### Listed records

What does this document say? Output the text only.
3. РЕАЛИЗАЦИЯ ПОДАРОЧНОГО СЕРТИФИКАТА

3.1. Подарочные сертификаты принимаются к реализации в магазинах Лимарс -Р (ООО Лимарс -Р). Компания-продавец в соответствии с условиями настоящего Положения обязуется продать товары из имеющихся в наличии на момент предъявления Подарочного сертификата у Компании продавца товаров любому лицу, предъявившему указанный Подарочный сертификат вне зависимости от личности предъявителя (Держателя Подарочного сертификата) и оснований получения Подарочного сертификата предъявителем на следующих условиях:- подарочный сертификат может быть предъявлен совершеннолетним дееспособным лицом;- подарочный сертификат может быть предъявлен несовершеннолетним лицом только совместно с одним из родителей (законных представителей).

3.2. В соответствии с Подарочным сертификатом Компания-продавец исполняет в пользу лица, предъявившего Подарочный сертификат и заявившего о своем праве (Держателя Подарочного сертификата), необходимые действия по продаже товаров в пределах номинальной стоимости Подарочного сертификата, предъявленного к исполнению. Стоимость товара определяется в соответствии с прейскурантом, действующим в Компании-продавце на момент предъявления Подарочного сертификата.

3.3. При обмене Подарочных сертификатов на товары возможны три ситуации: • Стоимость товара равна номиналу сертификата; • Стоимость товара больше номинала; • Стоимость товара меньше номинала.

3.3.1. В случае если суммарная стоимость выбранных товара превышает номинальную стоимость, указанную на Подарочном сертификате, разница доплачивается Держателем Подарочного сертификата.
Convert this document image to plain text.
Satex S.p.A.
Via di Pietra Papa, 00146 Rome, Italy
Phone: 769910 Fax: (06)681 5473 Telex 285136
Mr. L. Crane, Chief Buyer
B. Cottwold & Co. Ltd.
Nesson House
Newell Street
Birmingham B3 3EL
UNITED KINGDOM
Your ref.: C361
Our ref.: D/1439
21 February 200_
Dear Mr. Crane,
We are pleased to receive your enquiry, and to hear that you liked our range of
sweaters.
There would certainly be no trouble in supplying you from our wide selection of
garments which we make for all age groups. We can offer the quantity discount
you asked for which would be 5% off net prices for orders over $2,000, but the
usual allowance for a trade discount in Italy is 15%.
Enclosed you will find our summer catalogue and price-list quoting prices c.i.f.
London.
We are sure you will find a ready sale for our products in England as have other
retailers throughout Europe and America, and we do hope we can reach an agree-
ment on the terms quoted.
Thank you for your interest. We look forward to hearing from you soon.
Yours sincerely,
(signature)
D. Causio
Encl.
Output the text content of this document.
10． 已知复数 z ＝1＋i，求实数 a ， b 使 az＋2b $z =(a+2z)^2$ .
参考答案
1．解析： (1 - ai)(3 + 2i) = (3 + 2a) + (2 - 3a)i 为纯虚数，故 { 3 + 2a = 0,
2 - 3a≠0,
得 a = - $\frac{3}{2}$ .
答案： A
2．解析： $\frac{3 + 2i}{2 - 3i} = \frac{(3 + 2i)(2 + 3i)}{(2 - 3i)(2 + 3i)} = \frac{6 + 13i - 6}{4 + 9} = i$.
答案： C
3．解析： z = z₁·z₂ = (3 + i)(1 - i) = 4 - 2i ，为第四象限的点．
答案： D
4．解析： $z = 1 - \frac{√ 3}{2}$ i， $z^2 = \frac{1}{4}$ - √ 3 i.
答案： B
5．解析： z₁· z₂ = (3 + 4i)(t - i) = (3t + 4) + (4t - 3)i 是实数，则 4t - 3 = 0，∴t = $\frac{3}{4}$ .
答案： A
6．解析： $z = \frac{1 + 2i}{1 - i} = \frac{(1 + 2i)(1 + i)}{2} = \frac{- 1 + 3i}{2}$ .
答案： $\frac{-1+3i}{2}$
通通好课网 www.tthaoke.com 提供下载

### Given task
From the entries above, copy every line that holds the word "discount".

### Written answer
garments which we make for all age groups. We can offer the quantity discount
usual allowance for a trade discount in Italy is 15%.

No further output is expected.